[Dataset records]
........

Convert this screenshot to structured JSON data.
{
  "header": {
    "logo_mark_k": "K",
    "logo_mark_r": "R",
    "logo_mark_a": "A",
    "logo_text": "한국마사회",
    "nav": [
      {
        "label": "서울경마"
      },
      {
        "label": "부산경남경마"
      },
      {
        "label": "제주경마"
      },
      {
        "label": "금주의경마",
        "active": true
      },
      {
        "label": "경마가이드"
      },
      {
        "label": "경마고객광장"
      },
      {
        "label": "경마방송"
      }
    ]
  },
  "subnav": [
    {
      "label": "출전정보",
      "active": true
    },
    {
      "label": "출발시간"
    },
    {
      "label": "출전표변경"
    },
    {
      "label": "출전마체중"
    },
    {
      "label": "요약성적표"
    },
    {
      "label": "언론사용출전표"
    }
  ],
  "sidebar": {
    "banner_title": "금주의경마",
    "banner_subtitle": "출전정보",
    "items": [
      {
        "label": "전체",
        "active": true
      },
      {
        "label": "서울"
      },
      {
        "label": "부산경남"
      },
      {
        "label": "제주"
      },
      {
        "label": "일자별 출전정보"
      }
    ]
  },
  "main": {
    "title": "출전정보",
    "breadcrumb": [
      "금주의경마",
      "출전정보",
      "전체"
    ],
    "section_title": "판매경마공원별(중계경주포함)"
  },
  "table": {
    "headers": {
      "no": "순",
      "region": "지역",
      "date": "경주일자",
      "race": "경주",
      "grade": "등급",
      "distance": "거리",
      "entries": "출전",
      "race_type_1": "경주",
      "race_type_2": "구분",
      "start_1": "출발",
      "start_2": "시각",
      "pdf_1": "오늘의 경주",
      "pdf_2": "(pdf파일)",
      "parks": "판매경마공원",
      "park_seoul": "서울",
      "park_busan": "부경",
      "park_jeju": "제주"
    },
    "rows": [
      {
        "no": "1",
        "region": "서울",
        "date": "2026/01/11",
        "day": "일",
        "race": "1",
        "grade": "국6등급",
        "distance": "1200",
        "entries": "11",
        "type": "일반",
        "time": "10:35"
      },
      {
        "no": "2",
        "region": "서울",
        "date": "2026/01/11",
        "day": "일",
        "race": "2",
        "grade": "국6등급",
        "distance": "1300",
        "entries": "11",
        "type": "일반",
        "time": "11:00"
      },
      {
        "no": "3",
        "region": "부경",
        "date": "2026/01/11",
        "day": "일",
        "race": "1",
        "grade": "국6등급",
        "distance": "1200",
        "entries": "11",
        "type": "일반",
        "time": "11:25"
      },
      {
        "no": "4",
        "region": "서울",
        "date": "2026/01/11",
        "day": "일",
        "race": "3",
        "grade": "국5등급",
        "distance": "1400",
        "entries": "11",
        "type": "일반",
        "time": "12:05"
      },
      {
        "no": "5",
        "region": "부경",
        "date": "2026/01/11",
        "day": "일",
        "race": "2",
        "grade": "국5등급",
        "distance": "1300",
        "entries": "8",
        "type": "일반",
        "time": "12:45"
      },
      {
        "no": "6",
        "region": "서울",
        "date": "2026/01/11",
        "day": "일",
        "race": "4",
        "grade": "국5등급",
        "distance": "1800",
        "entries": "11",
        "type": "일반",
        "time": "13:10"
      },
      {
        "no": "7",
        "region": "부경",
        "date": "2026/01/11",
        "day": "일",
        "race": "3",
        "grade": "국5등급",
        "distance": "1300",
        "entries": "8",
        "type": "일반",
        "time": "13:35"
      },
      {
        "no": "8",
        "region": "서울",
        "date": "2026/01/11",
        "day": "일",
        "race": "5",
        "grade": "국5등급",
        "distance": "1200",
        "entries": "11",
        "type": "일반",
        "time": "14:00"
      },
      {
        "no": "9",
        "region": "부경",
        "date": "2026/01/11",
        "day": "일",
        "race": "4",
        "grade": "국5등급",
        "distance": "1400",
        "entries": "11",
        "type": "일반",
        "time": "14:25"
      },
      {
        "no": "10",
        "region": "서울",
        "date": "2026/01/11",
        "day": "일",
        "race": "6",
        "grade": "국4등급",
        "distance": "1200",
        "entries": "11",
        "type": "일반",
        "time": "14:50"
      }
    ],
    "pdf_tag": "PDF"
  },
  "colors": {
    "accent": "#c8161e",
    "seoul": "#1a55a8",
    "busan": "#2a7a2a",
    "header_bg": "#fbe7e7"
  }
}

........

Return every entry exactly as given.

Convert this screenshot to structured JSON data.
{
  "header": {
    "logo_mark_k": "K",
    "logo_mark_r": "R",
    "logo_mark_a": "A",
    "logo_text": "한국마사회",
    "nav": [
      {
        "label": "서울경마"
      },
      {
        "label": "부산경남경마"
      },
      {
        "label": "제주경마"
      },
      {
        "label": "금주의경마",
        "active": true
      },
      {
        "label": "경마가이드"
      },
      {
        "label": "경마고객광장"
      },
      {
        "label": "경마방송"
      }
    ]
  },
  "subnav": [
    {
      "label": "출전정보",
      "active": true
    },
    {
      "label": "출발시간"
    },
    {
      "label": "출전표변경"
    },
    {
      "label": "출전마체중"
    },
    {
      "label": "요약성적표"
    },
    {
      "label": "언론사용출전표"
    }
  ],
  "sidebar": {
    "banner_title": "금주의경마",
    "banner_subtitle": "출전정보",
    "items": [
      {
        "label": "전체",
        "active": true
      },
      {
        "label": "서울"
      },
      {
        "label": "부산경남"
      },
      {
        "label": "제주"
      },
      {
        "label": "일자별 출전정보"
      }
    ]
  },
  "main": {
    "title": "출전정보",
    "breadcrumb": [
      "금주의경마",
      "출전정보",
      "전체"
    ],
    "section_title": "판매경마공원별(중계경주포함)"
  },
  "table": {
    "headers": {
      "no": "순",
      "region": "지역",
      "date": "경주일자",
      "race": "경주",
      "grade": "등급",
      "distance": "거리",
      "entries": "출전",
      "race_type_1": "경주",
      "race_type_2": "구분",
      "start_1": "출발",
      "start_2": "시각",
      "pdf_1": "오늘의 경주",
      "pdf_2": "(pdf파일)",
      "parks": "판매경마공원",
      "park_seoul": "서울",
      "park_busan": "부경",
      "park_jeju": "제주"
    },
    "rows": [
      {
        "no": "1",
        "region": "서울",
        "date": "2026/01/11",
        "day": "일",
        "race": "1",
        "grade": "국6등급",
        "distance": "1200",
        "entries": "11",
        "type": "일반",
        "time": "10:35"
      },
      {
        "no": "2",
        "region": "서울",
        "date": "2026/01/11",
        "day": "일",
        "race": "2",
        "grade": "국6등급",
        "distance": "1300",
        "entries": "11",
        "type": "일반",
        "time": "11:00"
      },
      {
        "no": "3",
        "region": "부경",
        "date": "2026/01/11",
        "day": "일",
        "race": "1",
        "grade": "국6등급",
        "distance": "1200",
        "entries": "11",
        "type": "일반",
        "time": "11:25"
      },
      {
        "no": "4",
        "region": "서울",
        "date": "2026/01/11",
        "day": "일",
        "race": "3",
        "grade": "국5등급",
        "distance": "1400",
        "entries": "11",
        "type": "일반",
        "time": "12:05"
      },
      {
        "no": "5",
        "region": "부경",
        "date": "2026/01/11",
        "day": "일",
        "race": "2",
        "grade": "국5등급",
        "distance": "1300",
        "entries": "8",
        "type": "일반",
        "time": "12:45"
      },
      {
        "no": "6",
        "region": "서울",
        "date": "2026/01/11",
        "day": "일",
        "race": "4",
        "grade": "국5등급",
        "distance": "1800",
        "entries": "11",
        "type": "일반",
        "time": "13:10"
      },
      {
        "no": "7",
        "region": "부경",
        "date": "2026/01/11",
        "day": "일",
        "race": "3",
        "grade": "국5등급",
        "distance": "1300",
        "entries": "8",
        "type": "일반",
        "time": "13:35"
      },
      {
        "no": "8",
        "region": "서울",
        "date": "2026/01/11",
        "day": "일",
        "race": "5",
        "grade": "국5등급",
        "distance": "1200",
        "entries": "11",
        "type": "일반",
        "time": "14:00"
      },
      {
        "no": "9",
        "region": "부경",
        "date": "2026/01/11",
        "day": "일",
        "race": "4",
        "grade": "국5등급",
        "distance": "1400",
        "entries": "11",
        "type": "일반",
        "time": "14:25"
      },
      {
        "no": "10",
        "region": "서울",
        "date": "2026/01/11",
        "day": "일",
        "race": "6",
        "grade": "국4등급",
        "distance": "1200",
        "entries": "11",
        "type": "일반",
        "time": "14:50"
      }
    ],
    "pdf_tag": "PDF"
  },
  "colors": {
    "accent": "#c8161e",
    "seoul": "#1a55a8",
    "busan": "#2a7a2a",
    "header_bg": "#fbe7e7"
  }
}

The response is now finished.